Task directions:
Each record below is to be reproduced without any change.

Data entries:

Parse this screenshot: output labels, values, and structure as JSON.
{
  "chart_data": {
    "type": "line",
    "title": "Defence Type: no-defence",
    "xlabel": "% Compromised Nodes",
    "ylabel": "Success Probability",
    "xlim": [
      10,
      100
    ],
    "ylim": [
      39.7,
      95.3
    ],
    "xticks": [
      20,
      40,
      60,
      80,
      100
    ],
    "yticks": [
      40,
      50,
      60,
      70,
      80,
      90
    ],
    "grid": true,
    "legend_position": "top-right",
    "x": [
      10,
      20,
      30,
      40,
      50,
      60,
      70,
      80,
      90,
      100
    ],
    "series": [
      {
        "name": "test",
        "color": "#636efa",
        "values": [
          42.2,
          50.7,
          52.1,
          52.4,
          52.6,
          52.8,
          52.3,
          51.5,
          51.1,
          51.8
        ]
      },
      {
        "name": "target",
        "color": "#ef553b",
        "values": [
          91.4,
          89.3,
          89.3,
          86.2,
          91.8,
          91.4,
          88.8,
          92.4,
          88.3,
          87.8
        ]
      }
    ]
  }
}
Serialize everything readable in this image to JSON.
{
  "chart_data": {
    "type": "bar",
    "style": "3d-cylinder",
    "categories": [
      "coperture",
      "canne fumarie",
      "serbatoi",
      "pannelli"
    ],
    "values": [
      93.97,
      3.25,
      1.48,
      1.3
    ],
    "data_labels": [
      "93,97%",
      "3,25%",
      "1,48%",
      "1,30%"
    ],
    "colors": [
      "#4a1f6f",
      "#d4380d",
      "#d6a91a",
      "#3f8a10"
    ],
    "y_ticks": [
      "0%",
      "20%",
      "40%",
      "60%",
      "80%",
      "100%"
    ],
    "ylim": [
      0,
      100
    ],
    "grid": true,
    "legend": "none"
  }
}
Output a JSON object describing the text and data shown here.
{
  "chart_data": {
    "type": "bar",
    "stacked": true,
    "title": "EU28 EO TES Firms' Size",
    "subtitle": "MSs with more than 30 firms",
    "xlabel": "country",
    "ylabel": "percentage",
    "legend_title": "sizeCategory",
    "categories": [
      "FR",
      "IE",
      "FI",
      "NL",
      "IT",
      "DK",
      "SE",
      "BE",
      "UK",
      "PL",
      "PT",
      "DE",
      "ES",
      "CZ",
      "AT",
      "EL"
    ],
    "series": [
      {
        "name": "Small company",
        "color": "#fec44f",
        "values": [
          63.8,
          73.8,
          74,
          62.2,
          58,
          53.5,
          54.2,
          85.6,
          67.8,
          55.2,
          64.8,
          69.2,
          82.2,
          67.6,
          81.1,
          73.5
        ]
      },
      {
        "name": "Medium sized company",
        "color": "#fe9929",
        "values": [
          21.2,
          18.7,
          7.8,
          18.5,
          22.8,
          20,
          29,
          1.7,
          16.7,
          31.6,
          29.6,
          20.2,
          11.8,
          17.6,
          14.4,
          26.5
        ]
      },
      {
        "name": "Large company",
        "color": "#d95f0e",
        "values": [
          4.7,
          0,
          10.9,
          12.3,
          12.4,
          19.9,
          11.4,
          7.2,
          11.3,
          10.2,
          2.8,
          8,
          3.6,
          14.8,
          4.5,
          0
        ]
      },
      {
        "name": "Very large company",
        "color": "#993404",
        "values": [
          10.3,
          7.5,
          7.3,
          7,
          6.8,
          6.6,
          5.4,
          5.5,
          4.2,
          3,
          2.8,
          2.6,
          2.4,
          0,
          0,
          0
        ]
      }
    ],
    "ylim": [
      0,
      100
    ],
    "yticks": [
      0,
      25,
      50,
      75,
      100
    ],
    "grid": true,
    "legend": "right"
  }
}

Completed exercise:
Parse this screenshot: output labels, values, and structure as JSON.
{
  "chart_data": {
    "type": "line",
    "title": "Defence Type: no-defence",
    "xlabel": "% Compromised Nodes",
    "ylabel": "Success Probability",
    "xlim": [
      10,
      100
    ],
    "ylim": [
      39.7,
      95.3
    ],
    "xticks": [
      20,
      40,
      60,
      80,
      100
    ],
    "yticks": [
      40,
      50,
      60,
      70,
      80,
      90
    ],
    "grid": true,
    "legend_position": "top-right",
    "x": [
      10,
      20,
      30,
      40,
      50,
      60,
      70,
      80,
      90,
      100
    ],
    "series": [
      {
        "name": "test",
        "color": "#636efa",
        "values": [
          42.2,
          50.7,
          52.1,
          52.4,
          52.6,
          52.8,
          52.3,
          51.5,
          51.1,
          51.8
        ]
      },
      {
        "name": "target",
        "color": "#ef553b",
        "values": [
          91.4,
          89.3,
          89.3,
          86.2,
          91.8,
          91.4,
          88.8,
          92.4,
          88.3,
          87.8
        ]
      }
    ]
  }
}
Serialize everything readable in this image to JSON.
{
  "chart_data": {
    "type": "bar",
    "style": "3d-cylinder",
    "categories": [
      "coperture",
      "canne fumarie",
      "serbatoi",
      "pannelli"
    ],
    "values": [
      93.97,
      3.25,
      1.48,
      1.3
    ],
    "data_labels": [
      "93,97%",
      "3,25%",
      "1,48%",
      "1,30%"
    ],
    "colors": [
      "#4a1f6f",
      "#d4380d",
      "#d6a91a",
      "#3f8a10"
    ],
    "y_ticks": [
      "0%",
      "20%",
      "40%",
      "60%",
      "80%",
      "100%"
    ],
    "ylim": [
      0,
      100
    ],
    "grid": true,
    "legend": "none"
  }
}
Output a JSON object describing the text and data shown here.
{
  "chart_data": {
    "type": "bar",
    "stacked": true,
    "title": "EU28 EO TES Firms' Size",
    "subtitle": "MSs with more than 30 firms",
    "xlabel": "country",
    "ylabel": "percentage",
    "legend_title": "sizeCategory",
    "categories": [
      "FR",
      "IE",
      "FI",
      "NL",
      "IT",
      "DK",
      "SE",
      "BE",
      "UK",
      "PL",
      "PT",
      "DE",
      "ES",
      "CZ",
      "AT",
      "EL"
    ],
    "series": [
      {
        "name": "Small company",
        "color": "#fec44f",
        "values": [
          63.8,
          73.8,
          74,
          62.2,
          58,
          53.5,
          54.2,
          85.6,
          67.8,
          55.2,
          64.8,
          69.2,
          82.2,
          67.6,
          81.1,
          73.5
        ]
      },
      {
        "name": "Medium sized company",
        "color": "#fe9929",
        "values": [
          21.2,
          18.7,
          7.8,
          18.5,
          22.8,
          20,
          29,
          1.7,
          16.7,
          31.6,
          29.6,
          20.2,
          11.8,
          17.6,
          14.4,
          26.5
        ]
      },
      {
        "name": "Large company",
        "color": "#d95f0e",
        "values": [
          4.7,
          0,
          10.9,
          12.3,
          12.4,
          19.9,
          11.4,
          7.2,
          11.3,
          10.2,
          2.8,
          8,
          3.6,
          14.8,
          4.5,
          0
        ]
      },
      {
        "name": "Very large company",
        "color": "#993404",
        "values": [
          10.3,
          7.5,
          7.3,
          7,
          6.8,
          6.6,
          5.4,
          5.5,
          4.2,
          3,
          2.8,
          2.6,
          2.4,
          0,
          0,
          0
        ]
      }
    ],
    "ylim": [
      0,
      100
    ],
    "yticks": [
      0,
      25,
      50,
      75,
      100
    ],
    "grid": true,
    "legend": "right"
  }
}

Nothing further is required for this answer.